# INSTRUCTIONS TO FOLLOW
Check each line of the material below for "pressione", then copy the ones that contain it.

# DATA EXCERPTS

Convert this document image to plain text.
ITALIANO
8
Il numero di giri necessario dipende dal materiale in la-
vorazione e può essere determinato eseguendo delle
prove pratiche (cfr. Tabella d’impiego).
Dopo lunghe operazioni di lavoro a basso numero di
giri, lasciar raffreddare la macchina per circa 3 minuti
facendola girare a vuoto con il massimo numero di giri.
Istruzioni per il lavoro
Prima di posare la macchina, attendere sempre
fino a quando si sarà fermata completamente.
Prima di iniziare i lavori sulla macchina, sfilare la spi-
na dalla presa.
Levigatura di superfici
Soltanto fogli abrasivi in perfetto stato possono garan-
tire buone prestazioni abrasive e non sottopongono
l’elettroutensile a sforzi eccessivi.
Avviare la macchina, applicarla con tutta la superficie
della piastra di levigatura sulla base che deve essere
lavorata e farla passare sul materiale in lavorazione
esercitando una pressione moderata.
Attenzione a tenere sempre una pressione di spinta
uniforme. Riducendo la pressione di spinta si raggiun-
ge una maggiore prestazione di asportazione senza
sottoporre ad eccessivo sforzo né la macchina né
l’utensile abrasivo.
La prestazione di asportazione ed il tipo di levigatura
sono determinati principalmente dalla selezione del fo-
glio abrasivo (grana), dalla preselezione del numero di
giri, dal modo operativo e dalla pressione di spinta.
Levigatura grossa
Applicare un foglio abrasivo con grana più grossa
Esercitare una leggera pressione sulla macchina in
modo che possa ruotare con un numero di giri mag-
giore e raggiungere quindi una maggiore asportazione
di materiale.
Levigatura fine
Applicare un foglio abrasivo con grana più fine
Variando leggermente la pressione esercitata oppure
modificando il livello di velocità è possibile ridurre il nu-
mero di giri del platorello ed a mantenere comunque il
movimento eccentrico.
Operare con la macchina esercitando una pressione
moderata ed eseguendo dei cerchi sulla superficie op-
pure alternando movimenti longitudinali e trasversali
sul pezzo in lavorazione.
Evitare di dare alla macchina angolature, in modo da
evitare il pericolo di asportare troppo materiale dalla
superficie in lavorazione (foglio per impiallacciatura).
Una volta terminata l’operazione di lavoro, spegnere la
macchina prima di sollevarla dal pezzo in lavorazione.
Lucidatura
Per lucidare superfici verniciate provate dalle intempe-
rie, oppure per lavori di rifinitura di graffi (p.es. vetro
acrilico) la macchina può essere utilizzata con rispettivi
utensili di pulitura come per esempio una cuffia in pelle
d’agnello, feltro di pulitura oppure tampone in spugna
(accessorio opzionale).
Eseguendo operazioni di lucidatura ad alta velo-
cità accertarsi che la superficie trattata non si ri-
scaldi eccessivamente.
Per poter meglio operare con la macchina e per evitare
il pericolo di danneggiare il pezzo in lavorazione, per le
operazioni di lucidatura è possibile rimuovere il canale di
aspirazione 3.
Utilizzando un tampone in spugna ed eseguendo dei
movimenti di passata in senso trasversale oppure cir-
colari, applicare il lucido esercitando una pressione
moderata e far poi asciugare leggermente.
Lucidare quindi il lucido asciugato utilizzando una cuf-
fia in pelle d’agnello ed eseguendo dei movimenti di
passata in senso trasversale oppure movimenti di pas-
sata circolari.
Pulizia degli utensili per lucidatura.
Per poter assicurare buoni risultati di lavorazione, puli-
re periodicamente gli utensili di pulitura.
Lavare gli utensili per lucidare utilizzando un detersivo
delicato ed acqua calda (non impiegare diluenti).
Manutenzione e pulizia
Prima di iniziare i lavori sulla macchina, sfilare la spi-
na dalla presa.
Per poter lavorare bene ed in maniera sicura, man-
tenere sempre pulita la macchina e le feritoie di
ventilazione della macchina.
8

# ANSWER
esercitando una pressione moderata.
Attenzione a tenere sempre una pressione di spinta
uniforme. Riducendo la pressione di spinta si raggiun-
giri, dal modo operativo e dalla pressione di spinta.
Esercitare una leggera pressione sulla macchina in
Variando leggermente la pressione esercitata oppure
Operare con la macchina esercitando una pressione
colari, applicare il lucido esercitando una pressione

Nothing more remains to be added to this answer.